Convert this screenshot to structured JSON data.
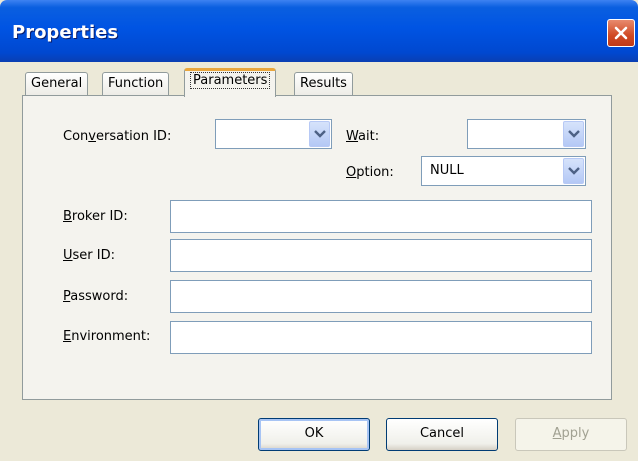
{
  "window": {
    "title": "Properties"
  },
  "tabs": [
    {
      "label": "General",
      "active": false
    },
    {
      "label": "Function",
      "active": false
    },
    {
      "label": "Parameters",
      "active": true
    },
    {
      "label": "Results",
      "active": false
    }
  ],
  "parameters": {
    "conversation_id": {
      "pre": "Con",
      "key": "v",
      "post": "ersation ID:",
      "value": ""
    },
    "wait": {
      "pre": "",
      "key": "W",
      "post": "ait:",
      "value": ""
    },
    "option": {
      "pre": "",
      "key": "O",
      "post": "ption:",
      "value": "NULL"
    },
    "broker_id": {
      "pre": "",
      "key": "B",
      "post": "roker ID:",
      "value": ""
    },
    "user_id": {
      "pre": "",
      "key": "U",
      "post": "ser ID:",
      "value": ""
    },
    "password": {
      "pre": "",
      "key": "P",
      "post": "assword:",
      "value": ""
    },
    "environment": {
      "pre": "",
      "key": "E",
      "post": "nvironment:",
      "value": ""
    }
  },
  "buttons": {
    "ok": "OK",
    "cancel": "Cancel",
    "apply": {
      "key": "A",
      "post": "pply",
      "enabled": false
    }
  },
  "colors": {
    "titlebar": "#0054e3",
    "dialog_bg": "#ece9d8",
    "active_tab_accent": "#e9a63d",
    "close_button": "#d04a24"
  },
  "icons": {
    "close": "close-icon",
    "dropdown": "chevron-down-icon"
  }
}
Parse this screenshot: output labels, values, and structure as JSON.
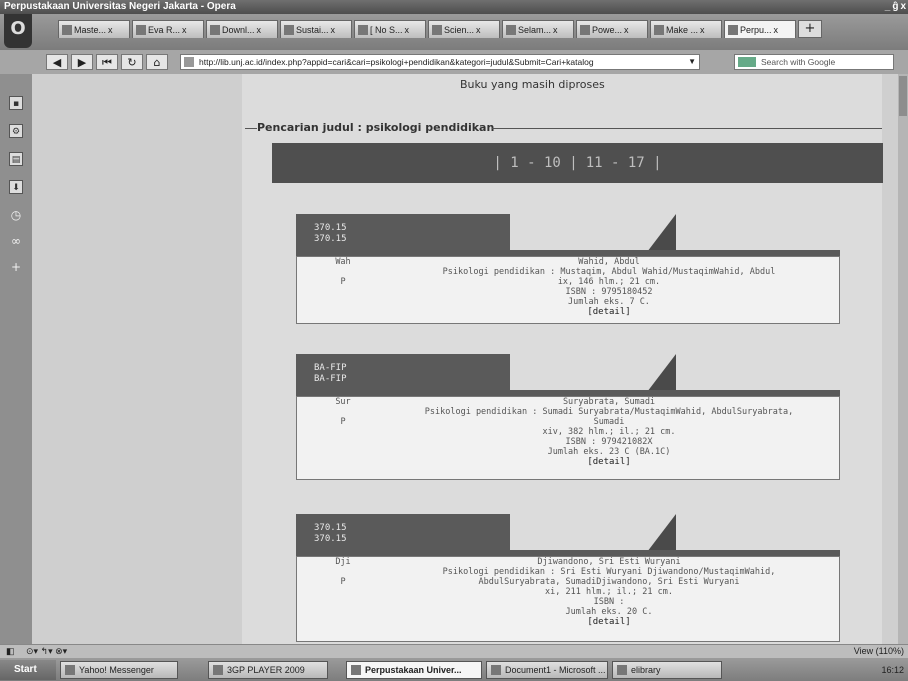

※ ※ ※

• Exercise:
Without the pictures, retype the whole of the material above exactly.

• Written reply:
Convert this screenshot to structured JSON data.
{
  "window": {
    "title": "Properties"
  },
  "tabs": [
    {
      "label": "General",
      "active": false
    },
    {
      "label": "Function",
      "active": false
    },
    {
      "label": "Parameters",
      "active": true
    },
    {
      "label": "Results",
      "active": false
    }
  ],
  "parameters": {
    "conversation_id": {
      "pre": "Con",
      "key": "v",
      "post": "ersation ID:",
      "value": ""
    },
    "wait": {
      "pre": "",
      "key": "W",
      "post": "ait:",
      "value": ""
    },
    "option": {
      "pre": "",
      "key": "O",
      "post": "ption:",
      "value": "NULL"
    },
    "broker_id": {
      "pre": "",
      "key": "B",
      "post": "roker ID:",
      "value": ""
    },
    "user_id": {
      "pre": "",
      "key": "U",
      "post": "ser ID:",
      "value": ""
    },
    "password": {
      "pre": "",
      "key": "P",
      "post": "assword:",
      "value": ""
    },
    "environment": {
      "pre": "",
      "key": "E",
      "post": "nvironment:",
      "value": ""
    }
  },
  "buttons": {
    "ok": "OK",
    "cancel": "Cancel",
    "apply": {
      "key": "A",
      "post": "pply",
      "enabled": false
    }
  },
  "colors": {
    "titlebar": "#0054e3",
    "dialog_bg": "#ece9d8",
    "active_tab_accent": "#e9a63d",
    "close_button": "#d04a24"
  },
  "icons": {
    "close": "close-icon",
    "dropdown": "chevron-down-icon"
  }
}
Parse this screenshot: output labels, values, and structure as JSON.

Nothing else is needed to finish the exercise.